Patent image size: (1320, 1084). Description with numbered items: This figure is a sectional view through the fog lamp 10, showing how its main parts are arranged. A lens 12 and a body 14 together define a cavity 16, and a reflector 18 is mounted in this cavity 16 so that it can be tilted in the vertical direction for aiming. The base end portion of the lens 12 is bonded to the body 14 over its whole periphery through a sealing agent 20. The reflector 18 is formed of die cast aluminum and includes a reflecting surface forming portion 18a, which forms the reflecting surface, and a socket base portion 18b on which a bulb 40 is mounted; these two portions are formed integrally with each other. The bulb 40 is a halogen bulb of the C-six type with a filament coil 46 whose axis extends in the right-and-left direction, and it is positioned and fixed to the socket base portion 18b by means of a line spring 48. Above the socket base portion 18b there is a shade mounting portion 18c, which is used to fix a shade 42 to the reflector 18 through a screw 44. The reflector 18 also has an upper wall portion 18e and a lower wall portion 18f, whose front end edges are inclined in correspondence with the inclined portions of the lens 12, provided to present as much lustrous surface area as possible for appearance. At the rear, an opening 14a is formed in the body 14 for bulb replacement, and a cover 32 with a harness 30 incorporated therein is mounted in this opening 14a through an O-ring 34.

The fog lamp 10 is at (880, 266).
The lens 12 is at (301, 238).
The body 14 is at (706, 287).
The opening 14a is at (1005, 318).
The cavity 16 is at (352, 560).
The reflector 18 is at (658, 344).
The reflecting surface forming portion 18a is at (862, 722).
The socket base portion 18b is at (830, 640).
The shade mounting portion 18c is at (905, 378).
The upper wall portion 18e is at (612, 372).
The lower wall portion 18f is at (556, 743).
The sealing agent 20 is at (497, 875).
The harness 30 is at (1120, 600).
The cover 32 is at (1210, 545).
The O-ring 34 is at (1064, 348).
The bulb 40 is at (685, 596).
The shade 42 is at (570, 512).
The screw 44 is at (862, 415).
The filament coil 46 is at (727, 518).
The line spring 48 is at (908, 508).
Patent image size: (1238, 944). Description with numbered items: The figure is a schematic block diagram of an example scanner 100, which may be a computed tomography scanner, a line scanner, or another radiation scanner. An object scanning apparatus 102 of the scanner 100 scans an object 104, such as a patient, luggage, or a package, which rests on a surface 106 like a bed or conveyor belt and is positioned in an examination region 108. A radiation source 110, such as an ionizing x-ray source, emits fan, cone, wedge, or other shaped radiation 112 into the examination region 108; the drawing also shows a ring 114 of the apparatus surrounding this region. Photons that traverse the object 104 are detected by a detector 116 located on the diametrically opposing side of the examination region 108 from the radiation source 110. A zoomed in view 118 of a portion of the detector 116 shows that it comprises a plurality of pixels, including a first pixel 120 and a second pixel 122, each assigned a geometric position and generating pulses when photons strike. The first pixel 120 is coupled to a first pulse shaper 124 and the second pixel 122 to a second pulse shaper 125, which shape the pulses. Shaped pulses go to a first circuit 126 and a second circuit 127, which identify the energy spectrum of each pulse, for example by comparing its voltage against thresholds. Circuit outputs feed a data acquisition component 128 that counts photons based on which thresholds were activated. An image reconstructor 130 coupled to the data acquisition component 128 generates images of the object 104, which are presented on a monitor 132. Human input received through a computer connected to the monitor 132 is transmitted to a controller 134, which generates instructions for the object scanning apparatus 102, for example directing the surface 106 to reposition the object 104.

###

» **Aim of the exercise**: Rewrite all the rows above as a Markdown table with two columns, "Line No." and "Line Text", leaving out any blank lines.

» **Result**:
| Line No. | Line Text |
|---|---|
| 1 | Patent image size: (1320, 1084). Description with numbered items: This figure is a sectional view through the fog lamp 10, showing how its main parts are arranged. A lens 12 and a body 14 together define a cavity 16, and a reflector 18 is mounted in this cavity 16 so that it can be tilted in the vertical direction for aiming. The base end portion of the lens 12 is bonded to the body 14 over its whole periphery through a sealing agent 20. The reflector 18 is formed of die cast aluminum and includes a reflecting surface forming portion 18a, which forms the reflecting surface, and a socket base portion 18b on which a bulb 40 is mounted; these two portions are formed integrally with each other. The bulb 40 is a halogen bulb of the C-six type with a filament coil 46 whose axis extends in the right-and-left direction, and it is positioned and fixed to the socket base portion 18b by means of a line spring 48. Above the socket base portion 18b there is a shade mounting portion 18c, which is used to fix a shade 42 to the reflector 18 through a screw 44. The reflector 18 also has an upper wall portion 18e and a lower wall portion 18f, whose front end edges are inclined in correspondence with the inclined portions of the lens 12, provided to present as much lustrous surface area as possible for appearance. At the rear, an opening 14a is formed in the body 14 for bulb replacement, and a cover 32 with a harness 30 incorporated therein is mounted in this opening 14a through an O-ring 34. |
| 2 | The fog lamp 10 is at (880, 266). |
| 3 | The lens 12 is at (301, 238). |
| 4 | The body 14 is at (706, 287). |
| 5 | The opening 14a is at (1005, 318). |
| 6 | The cavity 16 is at (352, 560). |
| 7 | The reflector 18 is at (658, 344). |
| 8 | The reflecting surface forming portion 18a is at (862, 722). |
| 9 | The socket base portion 18b is at (830, 640). |
| 10 | The shade mounting portion 18c is at (905, 378). |
| 11 | The upper wall portion 18e is at (612, 372). |
| 12 | The lower wall portion 18f is at (556, 743). |
| 13 | The sealing agent 20 is at (497, 875). |
| 14 | The harness 30 is at (1120, 600). |
| 15 | The cover 32 is at (1210, 545). |
| 16 | The O-ring 34 is at (1064, 348). |
| 17 | The bulb 40 is at (685, 596). |
| 18 | The shade 42 is at (570, 512). |
| 19 | The screw 44 is at (862, 415). |
| 20 | The filament coil 46 is at (727, 518). |
| 21 | The line spring 48 is at (908, 508). |
| 22 | Patent image size: (1238, 944). Description with numbered items: The figure is a schematic block diagram of an example scanner 100, which may be a computed tomography scanner, a line scanner, or another radiation scanner. An object scanning apparatus 102 of the scanner 100 scans an object 104, such as a patient, luggage, or a package, which rests on a surface 106 like a bed or conveyor belt and is positioned in an examination region 108. A radiation source 110, such as an ionizing x-ray source, emits fan, cone, wedge, or other shaped radiation 112 into the examination region 108; the drawing also shows a ring 114 of the apparatus surrounding this region. Photons that traverse the object 104 are detected by a detector 116 located on the diametrically opposing side of the examination region 108 from the radiation source 110. A zoomed in view 118 of a portion of the detector 116 shows that it comprises a plurality of pixels, including a first pixel 120 and a second pixel 122, each assigned a geometric position and generating pulses when photons strike. The first pixel 120 is coupled to a first pulse shaper 124 and the second pixel 122 to a second pulse shaper 125, which shape the pulses. Shaped pulses go to a first circuit 126 and a second circuit 127, which identify the energy spectrum of each pulse, for example by comparing its voltage against thresholds. Circuit outputs feed a data acquisition component 128 that counts photons based on which thresholds were activated. An image reconstructor 130 coupled to the data acquisition component 128 generates images of the object 104, which are presented on a monitor 132. Human input received through a computer connected to the monitor 132 is transmitted to a controller 134, which generates instructions for the object scanning apparatus 102, for example directing the surface 106 to reposition the object 104. |